== REQUIRED TASK ==
Transcribe the entries below character for character, keeping every line and its order unchanged.

— start EXCERPTED DATA —

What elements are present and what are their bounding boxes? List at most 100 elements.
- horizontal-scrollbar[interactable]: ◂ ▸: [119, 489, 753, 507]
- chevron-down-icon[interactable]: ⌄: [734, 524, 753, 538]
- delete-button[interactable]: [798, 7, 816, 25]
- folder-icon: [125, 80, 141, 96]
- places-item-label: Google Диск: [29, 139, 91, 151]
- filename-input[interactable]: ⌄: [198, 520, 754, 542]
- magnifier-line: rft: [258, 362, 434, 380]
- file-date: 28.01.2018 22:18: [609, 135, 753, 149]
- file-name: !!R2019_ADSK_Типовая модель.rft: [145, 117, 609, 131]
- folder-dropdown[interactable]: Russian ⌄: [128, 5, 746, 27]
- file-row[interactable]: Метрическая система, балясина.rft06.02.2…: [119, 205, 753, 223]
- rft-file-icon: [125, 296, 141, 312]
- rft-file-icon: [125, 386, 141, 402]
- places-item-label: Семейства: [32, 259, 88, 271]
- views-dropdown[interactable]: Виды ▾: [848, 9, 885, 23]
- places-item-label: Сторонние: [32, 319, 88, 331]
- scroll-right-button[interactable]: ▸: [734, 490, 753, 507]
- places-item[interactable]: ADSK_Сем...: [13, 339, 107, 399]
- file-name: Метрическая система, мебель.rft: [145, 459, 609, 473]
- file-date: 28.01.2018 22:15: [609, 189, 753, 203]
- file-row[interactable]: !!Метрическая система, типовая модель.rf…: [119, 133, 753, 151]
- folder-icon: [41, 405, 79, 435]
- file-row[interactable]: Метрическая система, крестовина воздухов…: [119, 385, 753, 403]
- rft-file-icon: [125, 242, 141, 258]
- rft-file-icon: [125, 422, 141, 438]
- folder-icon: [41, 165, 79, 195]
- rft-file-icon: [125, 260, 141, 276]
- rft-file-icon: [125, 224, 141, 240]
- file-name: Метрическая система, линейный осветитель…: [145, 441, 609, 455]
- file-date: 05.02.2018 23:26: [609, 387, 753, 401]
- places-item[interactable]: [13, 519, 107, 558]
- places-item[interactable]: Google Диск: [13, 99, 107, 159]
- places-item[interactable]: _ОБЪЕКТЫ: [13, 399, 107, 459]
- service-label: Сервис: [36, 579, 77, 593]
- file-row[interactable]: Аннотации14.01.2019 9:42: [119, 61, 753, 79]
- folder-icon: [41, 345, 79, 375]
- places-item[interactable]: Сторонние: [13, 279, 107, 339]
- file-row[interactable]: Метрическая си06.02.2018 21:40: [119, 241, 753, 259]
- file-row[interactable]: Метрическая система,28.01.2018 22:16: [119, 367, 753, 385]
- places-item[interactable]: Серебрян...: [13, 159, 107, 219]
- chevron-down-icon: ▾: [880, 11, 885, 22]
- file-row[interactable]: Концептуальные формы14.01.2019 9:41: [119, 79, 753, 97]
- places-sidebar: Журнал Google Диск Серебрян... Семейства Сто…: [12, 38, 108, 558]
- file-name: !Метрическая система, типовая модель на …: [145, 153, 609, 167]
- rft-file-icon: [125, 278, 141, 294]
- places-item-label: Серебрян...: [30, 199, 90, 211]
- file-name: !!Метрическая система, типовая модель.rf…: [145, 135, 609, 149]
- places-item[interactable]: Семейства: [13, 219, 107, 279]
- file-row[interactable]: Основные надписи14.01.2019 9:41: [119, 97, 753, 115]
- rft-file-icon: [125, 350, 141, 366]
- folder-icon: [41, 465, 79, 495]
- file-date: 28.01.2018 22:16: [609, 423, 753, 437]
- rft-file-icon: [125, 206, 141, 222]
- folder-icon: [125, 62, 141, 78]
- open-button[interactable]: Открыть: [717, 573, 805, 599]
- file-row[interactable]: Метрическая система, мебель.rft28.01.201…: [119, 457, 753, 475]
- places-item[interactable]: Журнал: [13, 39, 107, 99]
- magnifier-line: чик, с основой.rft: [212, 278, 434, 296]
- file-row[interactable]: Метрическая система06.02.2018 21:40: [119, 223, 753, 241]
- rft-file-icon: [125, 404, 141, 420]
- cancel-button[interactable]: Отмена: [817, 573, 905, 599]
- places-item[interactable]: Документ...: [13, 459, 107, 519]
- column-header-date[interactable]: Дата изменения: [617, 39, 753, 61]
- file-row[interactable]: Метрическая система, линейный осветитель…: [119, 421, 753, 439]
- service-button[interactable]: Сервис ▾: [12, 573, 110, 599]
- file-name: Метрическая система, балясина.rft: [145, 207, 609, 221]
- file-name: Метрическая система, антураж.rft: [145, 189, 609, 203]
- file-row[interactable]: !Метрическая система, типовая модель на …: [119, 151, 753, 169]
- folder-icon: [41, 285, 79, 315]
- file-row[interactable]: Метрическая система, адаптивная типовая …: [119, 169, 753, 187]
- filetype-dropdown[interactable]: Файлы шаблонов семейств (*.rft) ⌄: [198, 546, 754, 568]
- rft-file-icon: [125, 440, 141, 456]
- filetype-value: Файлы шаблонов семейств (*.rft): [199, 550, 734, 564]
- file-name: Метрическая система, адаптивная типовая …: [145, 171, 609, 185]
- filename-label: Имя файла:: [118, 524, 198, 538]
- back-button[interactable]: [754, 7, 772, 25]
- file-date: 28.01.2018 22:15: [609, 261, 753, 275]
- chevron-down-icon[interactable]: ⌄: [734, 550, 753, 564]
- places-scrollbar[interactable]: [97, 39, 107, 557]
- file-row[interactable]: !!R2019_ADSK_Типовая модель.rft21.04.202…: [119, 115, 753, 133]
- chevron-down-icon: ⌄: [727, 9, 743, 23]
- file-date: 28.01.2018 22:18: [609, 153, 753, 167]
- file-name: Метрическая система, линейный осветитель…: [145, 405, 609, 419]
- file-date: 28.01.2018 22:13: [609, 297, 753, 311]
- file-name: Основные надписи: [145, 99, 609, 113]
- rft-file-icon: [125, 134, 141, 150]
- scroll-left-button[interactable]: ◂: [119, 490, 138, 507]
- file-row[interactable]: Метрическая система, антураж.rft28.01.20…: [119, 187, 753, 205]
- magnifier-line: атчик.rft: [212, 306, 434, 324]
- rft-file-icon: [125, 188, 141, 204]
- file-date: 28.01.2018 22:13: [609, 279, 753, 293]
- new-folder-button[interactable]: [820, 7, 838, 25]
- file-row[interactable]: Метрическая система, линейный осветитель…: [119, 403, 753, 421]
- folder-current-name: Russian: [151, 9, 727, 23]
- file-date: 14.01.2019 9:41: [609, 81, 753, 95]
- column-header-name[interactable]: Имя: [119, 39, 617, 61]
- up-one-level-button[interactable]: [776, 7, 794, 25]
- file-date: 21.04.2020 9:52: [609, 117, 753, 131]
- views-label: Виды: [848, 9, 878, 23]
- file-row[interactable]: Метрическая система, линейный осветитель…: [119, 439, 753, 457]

— end EXCERPTED DATA —

== WRITTEN ANSWER ==
What elements are present and what are their bounding boxes? List at most 100 elements.
- horizontal-scrollbar[interactable]: ◂ ▸: [119, 489, 753, 507]
- chevron-down-icon[interactable]: ⌄: [734, 524, 753, 538]
- delete-button[interactable]: [798, 7, 816, 25]
- folder-icon: [125, 80, 141, 96]
- places-item-label: Google Диск: [29, 139, 91, 151]
- filename-input[interactable]: ⌄: [198, 520, 754, 542]
- magnifier-line: rft: [258, 362, 434, 380]
- file-date: 28.01.2018 22:18: [609, 135, 753, 149]
- file-name: !!R2019_ADSK_Типовая модель.rft: [145, 117, 609, 131]
- folder-dropdown[interactable]: Russian ⌄: [128, 5, 746, 27]
- file-row[interactable]: Метрическая система, балясина.rft06.02.2…: [119, 205, 753, 223]
- rft-file-icon: [125, 296, 141, 312]
- rft-file-icon: [125, 386, 141, 402]
- places-item-label: Семейства: [32, 259, 88, 271]
- views-dropdown[interactable]: Виды ▾: [848, 9, 885, 23]
- places-item-label: Сторонние: [32, 319, 88, 331]
- scroll-right-button[interactable]: ▸: [734, 490, 753, 507]
- places-item[interactable]: ADSK_Сем...: [13, 339, 107, 399]
- file-name: Метрическая система, мебель.rft: [145, 459, 609, 473]
- file-date: 28.01.2018 22:15: [609, 189, 753, 203]
- file-row[interactable]: !!Метрическая система, типовая модель.rf…: [119, 133, 753, 151]
- folder-icon: [41, 405, 79, 435]
- file-row[interactable]: Метрическая система, крестовина воздухов…: [119, 385, 753, 403]
- rft-file-icon: [125, 242, 141, 258]
- rft-file-icon: [125, 422, 141, 438]
- folder-icon: [41, 165, 79, 195]
- rft-file-icon: [125, 260, 141, 276]
- rft-file-icon: [125, 224, 141, 240]
- file-name: Метрическая система, линейный осветитель…: [145, 441, 609, 455]
- file-date: 05.02.2018 23:26: [609, 387, 753, 401]
- places-item[interactable]: [13, 519, 107, 558]
- places-item[interactable]: Google Диск: [13, 99, 107, 159]
- places-item[interactable]: _ОБЪЕКТЫ: [13, 399, 107, 459]
- service-label: Сервис: [36, 579, 77, 593]
- file-row[interactable]: Аннотации14.01.2019 9:42: [119, 61, 753, 79]
- folder-icon: [41, 345, 79, 375]
- places-item[interactable]: Сторонние: [13, 279, 107, 339]
- file-row[interactable]: Метрическая си06.02.2018 21:40: [119, 241, 753, 259]
- file-row[interactable]: Метрическая система,28.01.2018 22:16: [119, 367, 753, 385]
- places-item[interactable]: Серебрян...: [13, 159, 107, 219]
- chevron-down-icon: ▾: [880, 11, 885, 22]
- file-row[interactable]: Концептуальные формы14.01.2019 9:41: [119, 79, 753, 97]
- places-sidebar: Журнал Google Диск Серебрян... Семейства Сто…: [12, 38, 108, 558]
- file-name: !Метрическая система, типовая модель на …: [145, 153, 609, 167]
- rft-file-icon: [125, 278, 141, 294]
- places-item-label: Серебрян...: [30, 199, 90, 211]
- file-name: !!Метрическая система, типовая модель.rf…: [145, 135, 609, 149]
- places-item[interactable]: Семейства: [13, 219, 107, 279]
- file-row[interactable]: Основные надписи14.01.2019 9:41: [119, 97, 753, 115]
- rft-file-icon: [125, 350, 141, 366]
- folder-icon: [41, 465, 79, 495]
- file-date: 28.01.2018 22:16: [609, 423, 753, 437]
- rft-file-icon: [125, 206, 141, 222]
- folder-icon: [125, 62, 141, 78]
- open-button[interactable]: Открыть: [717, 573, 805, 599]
- file-row[interactable]: Метрическая система, мебель.rft28.01.201…: [119, 457, 753, 475]
- places-item[interactable]: Журнал: [13, 39, 107, 99]
- magnifier-line: чик, с основой.rft: [212, 278, 434, 296]
- file-row[interactable]: Метрическая система06.02.2018 21:40: [119, 223, 753, 241]
- rft-file-icon: [125, 404, 141, 420]
- cancel-button[interactable]: Отмена: [817, 573, 905, 599]
- places-item[interactable]: Документ...: [13, 459, 107, 519]
- column-header-date[interactable]: Дата изменения: [617, 39, 753, 61]
- file-row[interactable]: Метрическая система, линейный осветитель…: [119, 421, 753, 439]
- service-button[interactable]: Сервис ▾: [12, 573, 110, 599]
- file-name: Метрическая система, балясина.rft: [145, 207, 609, 221]
- file-name: Метрическая система, антураж.rft: [145, 189, 609, 203]
- file-row[interactable]: !Метрическая система, типовая модель на …: [119, 151, 753, 169]
- folder-icon: [41, 285, 79, 315]
- file-row[interactable]: Метрическая система, адаптивная типовая …: [119, 169, 753, 187]
- filetype-dropdown[interactable]: Файлы шаблонов семейств (*.rft) ⌄: [198, 546, 754, 568]
- rft-file-icon: [125, 440, 141, 456]
- filetype-value: Файлы шаблонов семейств (*.rft): [199, 550, 734, 564]
- file-name: Метрическая система, адаптивная типовая …: [145, 171, 609, 185]
- filename-label: Имя файла:: [118, 524, 198, 538]
- back-button[interactable]: [754, 7, 772, 25]
- file-date: 28.01.2018 22:15: [609, 261, 753, 275]
- chevron-down-icon[interactable]: ⌄: [734, 550, 753, 564]
- places-scrollbar[interactable]: [97, 39, 107, 557]
- file-row[interactable]: !!R2019_ADSK_Типовая модель.rft21.04.202…: [119, 115, 753, 133]
- chevron-down-icon: ⌄: [727, 9, 743, 23]
- file-date: 28.01.2018 22:18: [609, 153, 753, 167]
- file-name: Метрическая система, линейный осветитель…: [145, 405, 609, 419]
- file-date: 28.01.2018 22:13: [609, 297, 753, 311]
- file-name: Основные надписи: [145, 99, 609, 113]
- rft-file-icon: [125, 134, 141, 150]
- scroll-left-button[interactable]: ◂: [119, 490, 138, 507]
- file-row[interactable]: Метрическая система, антураж.rft28.01.20…: [119, 187, 753, 205]
- magnifier-line: атчик.rft: [212, 306, 434, 324]
- rft-file-icon: [125, 188, 141, 204]
- file-date: 28.01.2018 22:13: [609, 279, 753, 293]
- new-folder-button[interactable]: [820, 7, 838, 25]
- file-row[interactable]: Метрическая система, линейный осветитель…: [119, 403, 753, 421]
- folder-current-name: Russian: [151, 9, 727, 23]
- file-date: 14.01.2019 9:41: [609, 81, 753, 95]
- column-header-name[interactable]: Имя: [119, 39, 617, 61]
- up-one-level-button[interactable]: [776, 7, 794, 25]
- file-date: 21.04.2020 9:52: [609, 117, 753, 131]
- views-label: Виды: [848, 9, 878, 23]
- file-row[interactable]: Метрическая система, линейный осветитель…: [119, 439, 753, 457]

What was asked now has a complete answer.